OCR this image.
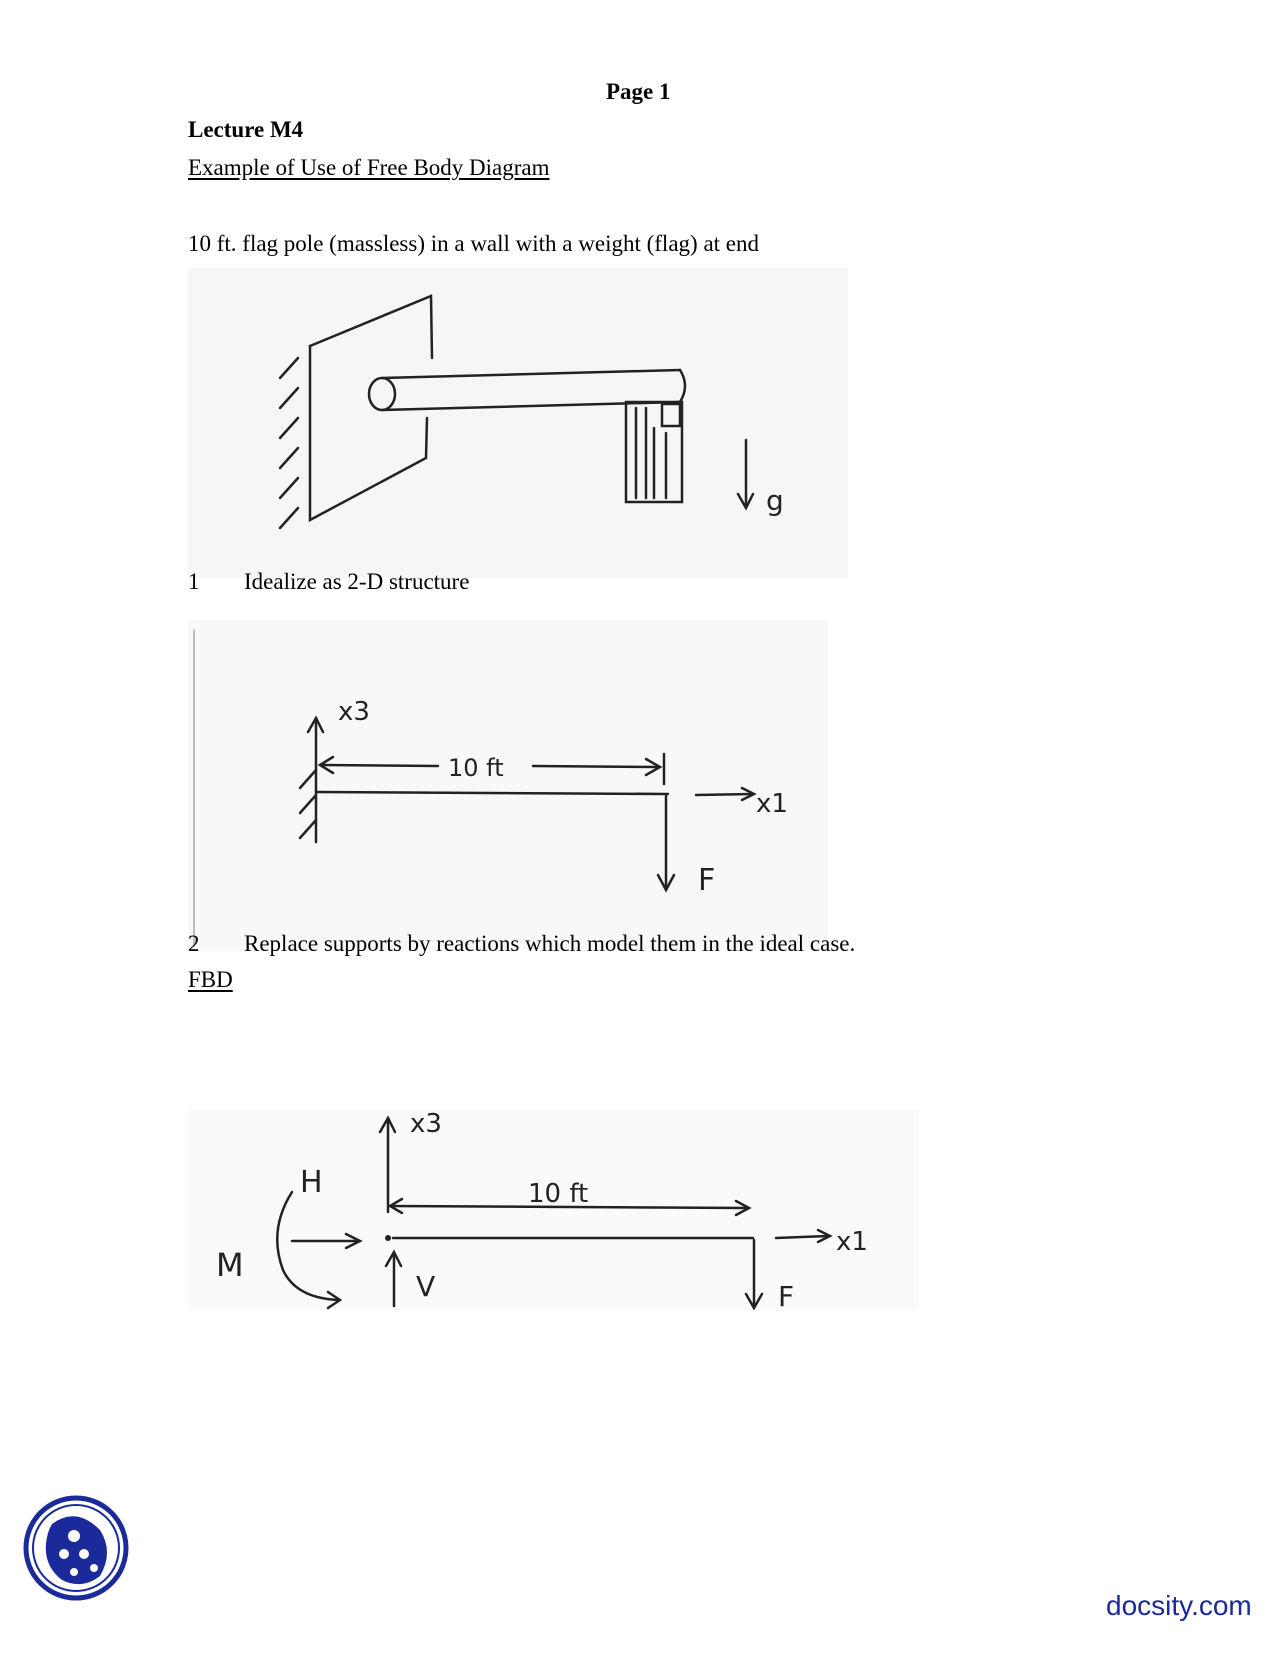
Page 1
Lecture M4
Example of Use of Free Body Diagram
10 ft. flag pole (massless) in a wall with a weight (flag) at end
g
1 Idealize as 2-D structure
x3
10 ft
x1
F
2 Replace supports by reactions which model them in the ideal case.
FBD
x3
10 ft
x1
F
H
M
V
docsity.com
_ _ _
### Goal
Output each line exactly; omit every picture.

### Expected answer
OCR this image.
Page 1
Lecture M4
Example of Use of Free Body Diagram
10 ft. flag pole (massless) in a wall with a weight (flag) at end
g
1 Idealize as 2-D structure
x3
10 ft
x1
F
2 Replace supports by reactions which model them in the ideal case.
FBD
x3
10 ft
x1
F
H
M
V
docsity.com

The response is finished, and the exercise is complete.